Document transcription data
= = = =
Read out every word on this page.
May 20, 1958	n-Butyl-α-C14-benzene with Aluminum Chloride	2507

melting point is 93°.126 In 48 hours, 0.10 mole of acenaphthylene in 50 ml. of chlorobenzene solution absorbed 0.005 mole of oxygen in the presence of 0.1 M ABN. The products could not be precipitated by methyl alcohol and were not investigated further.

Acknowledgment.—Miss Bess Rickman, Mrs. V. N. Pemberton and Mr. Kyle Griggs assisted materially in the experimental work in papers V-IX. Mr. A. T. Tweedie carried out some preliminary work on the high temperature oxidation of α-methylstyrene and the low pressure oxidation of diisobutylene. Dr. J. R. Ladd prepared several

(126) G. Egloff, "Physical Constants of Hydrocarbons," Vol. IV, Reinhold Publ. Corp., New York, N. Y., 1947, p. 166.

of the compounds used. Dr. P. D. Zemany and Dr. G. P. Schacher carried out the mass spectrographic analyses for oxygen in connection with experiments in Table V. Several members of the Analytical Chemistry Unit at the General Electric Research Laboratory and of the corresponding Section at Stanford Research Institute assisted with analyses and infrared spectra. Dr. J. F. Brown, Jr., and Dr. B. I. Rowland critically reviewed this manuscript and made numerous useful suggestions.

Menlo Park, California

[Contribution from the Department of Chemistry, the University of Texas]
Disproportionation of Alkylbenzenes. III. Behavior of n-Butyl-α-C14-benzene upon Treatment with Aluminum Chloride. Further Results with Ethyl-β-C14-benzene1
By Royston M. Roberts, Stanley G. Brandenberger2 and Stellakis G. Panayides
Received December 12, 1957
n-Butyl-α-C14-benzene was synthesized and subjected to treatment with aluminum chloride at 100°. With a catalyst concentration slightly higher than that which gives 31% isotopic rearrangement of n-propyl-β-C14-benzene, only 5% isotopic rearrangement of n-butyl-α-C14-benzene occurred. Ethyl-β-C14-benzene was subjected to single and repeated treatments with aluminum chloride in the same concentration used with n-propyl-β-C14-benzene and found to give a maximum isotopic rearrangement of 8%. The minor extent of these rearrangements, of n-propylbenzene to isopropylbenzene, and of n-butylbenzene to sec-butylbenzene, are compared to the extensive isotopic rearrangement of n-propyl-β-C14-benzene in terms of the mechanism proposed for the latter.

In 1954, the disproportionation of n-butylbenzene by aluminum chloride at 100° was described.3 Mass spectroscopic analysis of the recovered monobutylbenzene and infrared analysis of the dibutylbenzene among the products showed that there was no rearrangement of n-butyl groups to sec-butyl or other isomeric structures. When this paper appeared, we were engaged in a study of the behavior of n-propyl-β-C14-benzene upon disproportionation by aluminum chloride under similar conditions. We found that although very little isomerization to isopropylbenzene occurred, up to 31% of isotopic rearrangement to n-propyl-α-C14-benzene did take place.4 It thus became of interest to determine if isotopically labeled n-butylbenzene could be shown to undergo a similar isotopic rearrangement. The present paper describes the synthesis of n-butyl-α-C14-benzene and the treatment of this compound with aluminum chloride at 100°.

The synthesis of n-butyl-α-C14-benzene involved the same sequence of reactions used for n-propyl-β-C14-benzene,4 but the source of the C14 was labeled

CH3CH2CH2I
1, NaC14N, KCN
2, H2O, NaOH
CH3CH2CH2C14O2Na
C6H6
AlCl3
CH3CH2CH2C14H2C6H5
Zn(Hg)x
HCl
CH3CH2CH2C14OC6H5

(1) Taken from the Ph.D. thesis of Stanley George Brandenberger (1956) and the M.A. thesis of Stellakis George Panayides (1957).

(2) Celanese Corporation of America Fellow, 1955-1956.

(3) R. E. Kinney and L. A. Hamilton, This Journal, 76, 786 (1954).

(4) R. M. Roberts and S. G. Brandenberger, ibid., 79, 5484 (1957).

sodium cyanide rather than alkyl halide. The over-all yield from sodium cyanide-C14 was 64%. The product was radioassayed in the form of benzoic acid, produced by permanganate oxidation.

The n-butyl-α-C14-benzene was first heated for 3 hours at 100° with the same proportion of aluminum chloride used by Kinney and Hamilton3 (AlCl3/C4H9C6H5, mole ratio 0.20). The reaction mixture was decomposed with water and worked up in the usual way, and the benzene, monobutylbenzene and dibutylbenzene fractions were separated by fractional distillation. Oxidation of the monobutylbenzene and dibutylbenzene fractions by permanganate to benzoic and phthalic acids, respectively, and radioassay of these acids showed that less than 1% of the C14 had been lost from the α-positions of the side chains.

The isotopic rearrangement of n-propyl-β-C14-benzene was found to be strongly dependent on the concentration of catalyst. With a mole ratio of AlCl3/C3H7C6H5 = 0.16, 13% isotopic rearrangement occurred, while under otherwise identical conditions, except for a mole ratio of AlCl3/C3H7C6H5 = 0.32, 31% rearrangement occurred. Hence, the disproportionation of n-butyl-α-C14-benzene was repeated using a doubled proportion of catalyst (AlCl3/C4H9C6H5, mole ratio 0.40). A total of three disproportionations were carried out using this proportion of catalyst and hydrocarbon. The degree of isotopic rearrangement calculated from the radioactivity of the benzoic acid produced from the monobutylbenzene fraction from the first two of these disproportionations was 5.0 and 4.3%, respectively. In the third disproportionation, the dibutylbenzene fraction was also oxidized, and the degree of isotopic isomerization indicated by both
= = = =
■ **TASK STATEMENT**: Report each line of the records that holds the word "Kinney".

■ **PROBLEM SOLUTION**:
(3) R. E. Kinney and L. A. Hamilton, This Journal, 76, 786 (1954).
The n-butyl-α-C14-benzene was first heated for 3 hours at 100° with the same proportion of aluminum chloride used by Kinney and Hamilton3 (AlCl3/C4H9C6H5, mole ratio 0.20). The reaction mixture was decomposed with water and worked up in the usual way, and the benzene, monobutylbenzene and dibutylbenzene fractions were separated by fractional distillation. Oxidation of the monobutylbenzene and dibutylbenzene fractions by permanganate to benzoic and phthalic acids, respectively, and radioassay of these acids showed that less than 1% of the C14 had been lost from the α-positions of the side chains.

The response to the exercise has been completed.